── Data supplied ──

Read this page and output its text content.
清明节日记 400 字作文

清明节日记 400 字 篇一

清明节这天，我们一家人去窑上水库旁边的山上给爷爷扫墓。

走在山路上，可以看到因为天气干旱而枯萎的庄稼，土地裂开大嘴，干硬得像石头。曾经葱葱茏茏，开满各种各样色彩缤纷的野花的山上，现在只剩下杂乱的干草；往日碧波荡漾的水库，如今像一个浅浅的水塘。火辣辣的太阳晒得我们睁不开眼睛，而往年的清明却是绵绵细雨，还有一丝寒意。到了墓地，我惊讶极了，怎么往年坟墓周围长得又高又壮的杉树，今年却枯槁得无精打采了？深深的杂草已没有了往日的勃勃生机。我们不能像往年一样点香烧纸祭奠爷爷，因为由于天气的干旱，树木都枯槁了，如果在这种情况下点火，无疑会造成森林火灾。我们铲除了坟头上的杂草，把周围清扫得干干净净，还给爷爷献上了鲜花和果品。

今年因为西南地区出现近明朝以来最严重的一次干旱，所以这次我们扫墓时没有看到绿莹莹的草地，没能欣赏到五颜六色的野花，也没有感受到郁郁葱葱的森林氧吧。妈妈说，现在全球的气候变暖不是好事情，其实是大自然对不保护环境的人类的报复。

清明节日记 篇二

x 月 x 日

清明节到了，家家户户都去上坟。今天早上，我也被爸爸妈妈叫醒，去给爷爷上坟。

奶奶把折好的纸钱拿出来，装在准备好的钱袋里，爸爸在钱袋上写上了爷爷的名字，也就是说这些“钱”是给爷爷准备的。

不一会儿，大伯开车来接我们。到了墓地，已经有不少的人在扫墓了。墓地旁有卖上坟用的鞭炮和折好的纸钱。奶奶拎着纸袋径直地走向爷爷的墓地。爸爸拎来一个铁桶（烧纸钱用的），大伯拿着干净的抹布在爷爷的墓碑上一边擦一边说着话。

───

» **Your instructions**
Repeat the data precisely, reproducing every entry.

» **Written response**
Read this page and output its text content.
清明节日记 400 字作文

清明节日记 400 字 篇一

清明节这天，我们一家人去窑上水库旁边的山上给爷爷扫墓。

走在山路上，可以看到因为天气干旱而枯萎的庄稼，土地裂开大嘴，干硬得像石头。曾经葱葱茏茏，开满各种各样色彩缤纷的野花的山上，现在只剩下杂乱的干草；往日碧波荡漾的水库，如今像一个浅浅的水塘。火辣辣的太阳晒得我们睁不开眼睛，而往年的清明却是绵绵细雨，还有一丝寒意。到了墓地，我惊讶极了，怎么往年坟墓周围长得又高又壮的杉树，今年却枯槁得无精打采了？深深的杂草已没有了往日的勃勃生机。我们不能像往年一样点香烧纸祭奠爷爷，因为由于天气的干旱，树木都枯槁了，如果在这种情况下点火，无疑会造成森林火灾。我们铲除了坟头上的杂草，把周围清扫得干干净净，还给爷爷献上了鲜花和果品。

今年因为西南地区出现近明朝以来最严重的一次干旱，所以这次我们扫墓时没有看到绿莹莹的草地，没能欣赏到五颜六色的野花，也没有感受到郁郁葱葱的森林氧吧。妈妈说，现在全球的气候变暖不是好事情，其实是大自然对不保护环境的人类的报复。

清明节日记 篇二

x 月 x 日

清明节到了，家家户户都去上坟。今天早上，我也被爸爸妈妈叫醒，去给爷爷上坟。

奶奶把折好的纸钱拿出来，装在准备好的钱袋里，爸爸在钱袋上写上了爷爷的名字，也就是说这些“钱”是给爷爷准备的。

不一会儿，大伯开车来接我们。到了墓地，已经有不少的人在扫墓了。墓地旁有卖上坟用的鞭炮和折好的纸钱。奶奶拎着纸袋径直地走向爷爷的墓地。爸爸拎来一个铁桶（烧纸钱用的），大伯拿着干净的抹布在爷爷的墓碑上一边擦一边说着话。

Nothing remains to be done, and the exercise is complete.